Extracted records
****

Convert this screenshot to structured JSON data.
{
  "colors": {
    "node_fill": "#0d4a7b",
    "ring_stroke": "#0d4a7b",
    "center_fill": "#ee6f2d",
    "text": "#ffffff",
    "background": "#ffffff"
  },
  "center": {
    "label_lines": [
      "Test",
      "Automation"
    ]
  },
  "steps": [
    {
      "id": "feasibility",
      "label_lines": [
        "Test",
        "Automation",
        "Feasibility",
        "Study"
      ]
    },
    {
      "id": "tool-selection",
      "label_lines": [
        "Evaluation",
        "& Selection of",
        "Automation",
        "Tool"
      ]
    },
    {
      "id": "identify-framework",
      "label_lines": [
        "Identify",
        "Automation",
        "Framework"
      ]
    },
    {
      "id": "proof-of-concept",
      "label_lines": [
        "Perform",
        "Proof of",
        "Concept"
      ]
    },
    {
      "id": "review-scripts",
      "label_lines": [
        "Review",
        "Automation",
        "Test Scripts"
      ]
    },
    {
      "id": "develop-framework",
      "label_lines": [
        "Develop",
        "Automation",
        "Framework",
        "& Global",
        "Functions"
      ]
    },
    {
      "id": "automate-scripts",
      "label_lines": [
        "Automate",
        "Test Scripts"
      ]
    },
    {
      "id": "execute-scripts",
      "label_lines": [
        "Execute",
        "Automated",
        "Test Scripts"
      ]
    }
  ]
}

****

What the task requires
Transcribe the whole listing exactly.

Response
Convert this screenshot to structured JSON data.
{
  "colors": {
    "node_fill": "#0d4a7b",
    "ring_stroke": "#0d4a7b",
    "center_fill": "#ee6f2d",
    "text": "#ffffff",
    "background": "#ffffff"
  },
  "center": {
    "label_lines": [
      "Test",
      "Automation"
    ]
  },
  "steps": [
    {
      "id": "feasibility",
      "label_lines": [
        "Test",
        "Automation",
        "Feasibility",
        "Study"
      ]
    },
    {
      "id": "tool-selection",
      "label_lines": [
        "Evaluation",
        "& Selection of",
        "Automation",
        "Tool"
      ]
    },
    {
      "id": "identify-framework",
      "label_lines": [
        "Identify",
        "Automation",
        "Framework"
      ]
    },
    {
      "id": "proof-of-concept",
      "label_lines": [
        "Perform",
        "Proof of",
        "Concept"
      ]
    },
    {
      "id": "review-scripts",
      "label_lines": [
        "Review",
        "Automation",
        "Test Scripts"
      ]
    },
    {
      "id": "develop-framework",
      "label_lines": [
        "Develop",
        "Automation",
        "Framework",
        "& Global",
        "Functions"
      ]
    },
    {
      "id": "automate-scripts",
      "label_lines": [
        "Automate",
        "Test Scripts"
      ]
    },
    {
      "id": "execute-scripts",
      "label_lines": [
        "Execute",
        "Automated",
        "Test Scripts"
      ]
    }
  ]
}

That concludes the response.